Texto de la página ▸
━━━━━━━━━━
El presidente de Estados Unidos, Donald Trump, estudia distintas alternativas para avanzar en la anexión de Groenlandia y considera que el uso de la fuerza militar es una opción que permanece sobre la mesa, según confirmó este martes la Casa Blanca.
La secretaria de prensa, Karoline Leavitt, afirmó que el mandatario “ha dejado claro que adquirir Groenlandia es una prioridad para la seguridad nacional de Estados Unidos” y sostuvo que el territorio resulta clave para disuadir a los adversarios de Washington en la región ártica.
De acuerdo con Leavitt, el presidente y su equipo de política exterior analizan “varias opciones” para alcanzar ese objetivo estratégico. “Por supuesto, recurrir al ejército estadounidense es siempre una opción a disposición del comandante en jefe”, señaló la vocera, subrayando que no se ha descartado ningún escenario.
Las declaraciones se producen en un contexto de creciente tensión diplomática, pese a que tanto Groenlandia como Dinamarca —país del que depende el territorio como región semiautónoma— han solicitado una reunión urgente con Estados Unidos para aclarar lo que califican como “malentendidos” en torno a las intenciones de Washington.
El renovado interés de Trump por Groenlandia coincide con el aumento del valor geopolítico del Ártico, una región estratégica por sus recursos naturales, incluidos yacimientos de tierras raras aún sin explotar, y por la apertura de nuevas rutas marítimas a raíz del deshielo polar. Para la administración estadounidense, estos factores convierten a la isla en una pieza central dentro de su estrategia de seguridad y proyección global.
━━━━━━━━━━
Material de origen ▸
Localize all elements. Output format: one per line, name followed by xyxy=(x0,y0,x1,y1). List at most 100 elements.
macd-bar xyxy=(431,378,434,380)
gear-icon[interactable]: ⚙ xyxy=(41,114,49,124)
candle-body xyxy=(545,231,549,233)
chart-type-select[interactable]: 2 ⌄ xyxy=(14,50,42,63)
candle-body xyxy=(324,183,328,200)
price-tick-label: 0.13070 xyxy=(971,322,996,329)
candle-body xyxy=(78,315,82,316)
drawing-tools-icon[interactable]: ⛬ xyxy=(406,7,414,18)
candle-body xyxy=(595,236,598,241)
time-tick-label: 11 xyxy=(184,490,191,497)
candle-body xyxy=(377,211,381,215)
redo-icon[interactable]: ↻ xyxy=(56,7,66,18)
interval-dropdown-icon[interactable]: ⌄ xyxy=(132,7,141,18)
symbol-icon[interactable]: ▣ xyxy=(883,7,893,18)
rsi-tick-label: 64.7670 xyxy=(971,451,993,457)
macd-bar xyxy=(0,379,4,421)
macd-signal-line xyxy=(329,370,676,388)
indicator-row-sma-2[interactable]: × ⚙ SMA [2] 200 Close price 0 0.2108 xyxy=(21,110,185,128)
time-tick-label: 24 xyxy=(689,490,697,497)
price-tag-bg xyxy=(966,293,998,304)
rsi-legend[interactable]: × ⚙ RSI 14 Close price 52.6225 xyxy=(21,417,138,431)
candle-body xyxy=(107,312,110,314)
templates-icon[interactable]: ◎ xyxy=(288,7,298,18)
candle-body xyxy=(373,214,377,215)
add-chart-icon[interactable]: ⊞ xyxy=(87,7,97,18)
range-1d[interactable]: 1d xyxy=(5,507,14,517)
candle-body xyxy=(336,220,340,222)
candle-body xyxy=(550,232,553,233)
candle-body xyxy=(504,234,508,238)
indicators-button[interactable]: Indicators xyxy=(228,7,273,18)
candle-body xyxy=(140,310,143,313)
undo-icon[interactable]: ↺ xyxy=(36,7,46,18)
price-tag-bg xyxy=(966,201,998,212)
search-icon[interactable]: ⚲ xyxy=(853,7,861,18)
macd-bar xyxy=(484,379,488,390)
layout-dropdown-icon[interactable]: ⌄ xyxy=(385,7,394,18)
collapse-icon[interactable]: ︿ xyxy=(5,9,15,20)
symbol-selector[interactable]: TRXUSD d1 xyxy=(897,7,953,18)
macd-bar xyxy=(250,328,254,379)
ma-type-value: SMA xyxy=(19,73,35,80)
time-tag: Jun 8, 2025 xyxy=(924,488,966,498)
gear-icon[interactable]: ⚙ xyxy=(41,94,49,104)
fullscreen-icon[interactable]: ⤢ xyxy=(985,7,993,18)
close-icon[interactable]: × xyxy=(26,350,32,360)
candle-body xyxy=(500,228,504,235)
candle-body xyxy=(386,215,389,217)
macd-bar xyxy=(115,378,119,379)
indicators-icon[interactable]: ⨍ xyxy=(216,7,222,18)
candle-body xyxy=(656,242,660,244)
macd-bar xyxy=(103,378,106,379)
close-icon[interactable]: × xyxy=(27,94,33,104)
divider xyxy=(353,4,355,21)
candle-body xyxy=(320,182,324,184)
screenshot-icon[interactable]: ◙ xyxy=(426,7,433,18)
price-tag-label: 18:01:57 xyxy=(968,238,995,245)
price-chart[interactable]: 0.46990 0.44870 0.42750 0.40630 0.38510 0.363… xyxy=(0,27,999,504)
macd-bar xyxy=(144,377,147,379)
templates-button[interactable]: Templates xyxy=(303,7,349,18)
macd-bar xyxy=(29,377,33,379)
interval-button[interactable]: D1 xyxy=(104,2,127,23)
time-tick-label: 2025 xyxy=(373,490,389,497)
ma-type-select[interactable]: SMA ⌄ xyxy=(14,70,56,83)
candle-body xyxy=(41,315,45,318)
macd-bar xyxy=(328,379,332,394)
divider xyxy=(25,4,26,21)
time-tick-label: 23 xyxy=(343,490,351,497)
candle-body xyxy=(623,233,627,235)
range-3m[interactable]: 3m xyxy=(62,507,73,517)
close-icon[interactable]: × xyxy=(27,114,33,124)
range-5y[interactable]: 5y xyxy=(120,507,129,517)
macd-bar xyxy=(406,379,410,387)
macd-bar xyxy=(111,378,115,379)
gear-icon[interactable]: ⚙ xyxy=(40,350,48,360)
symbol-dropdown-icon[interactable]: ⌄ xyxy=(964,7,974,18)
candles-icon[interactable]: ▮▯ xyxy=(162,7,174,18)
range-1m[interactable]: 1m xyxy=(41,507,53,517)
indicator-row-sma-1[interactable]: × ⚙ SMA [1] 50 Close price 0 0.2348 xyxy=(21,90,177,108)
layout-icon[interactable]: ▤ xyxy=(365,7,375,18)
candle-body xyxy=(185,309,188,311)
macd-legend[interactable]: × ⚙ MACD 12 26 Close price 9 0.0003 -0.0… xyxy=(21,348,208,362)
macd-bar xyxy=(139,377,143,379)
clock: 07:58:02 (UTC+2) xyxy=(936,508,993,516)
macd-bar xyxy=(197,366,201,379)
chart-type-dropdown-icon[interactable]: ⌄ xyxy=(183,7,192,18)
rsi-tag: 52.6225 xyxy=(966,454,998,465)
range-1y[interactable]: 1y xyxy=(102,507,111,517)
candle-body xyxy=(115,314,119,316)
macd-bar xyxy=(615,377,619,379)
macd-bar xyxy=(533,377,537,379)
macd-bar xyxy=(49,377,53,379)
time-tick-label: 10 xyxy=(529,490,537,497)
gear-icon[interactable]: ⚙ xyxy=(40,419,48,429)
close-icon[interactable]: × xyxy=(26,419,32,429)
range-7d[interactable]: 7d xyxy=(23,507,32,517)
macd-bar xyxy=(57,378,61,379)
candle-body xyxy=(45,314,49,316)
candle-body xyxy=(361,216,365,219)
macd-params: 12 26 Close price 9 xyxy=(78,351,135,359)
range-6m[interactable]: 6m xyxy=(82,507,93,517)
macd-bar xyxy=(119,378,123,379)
━━━━━━━━━━
Requisitos de la tarea ▸
Actualiza el pasaje del texto sobre Groenlandia que va de "La secretaria de" a "descartado ningún escenario." y pon "presidente" en lugar de "mandatario". Los datos son un material independiente del texto sobre Groenlandia.

Ejercicio resuelto ▸
La secretaria de prensa, Karoline Leavitt, afirmó que el presidente “ha dejado claro que adquirir Groenlandia es una prioridad para la seguridad nacional de Estados Unidos” y sostuvo que el territorio resulta clave para disuadir a los adversarios de Washington en la región ártica.
De acuerdo con Leavitt, el presidente y su equipo de política exterior analizan “varias opciones” para alcanzar ese objetivo estratégico. “Por supuesto, recurrir al ejército estadounidense es siempre una opción a disposición del comandante en jefe”, señaló la vocera, subrayando que no se ha descartado ningún escenario.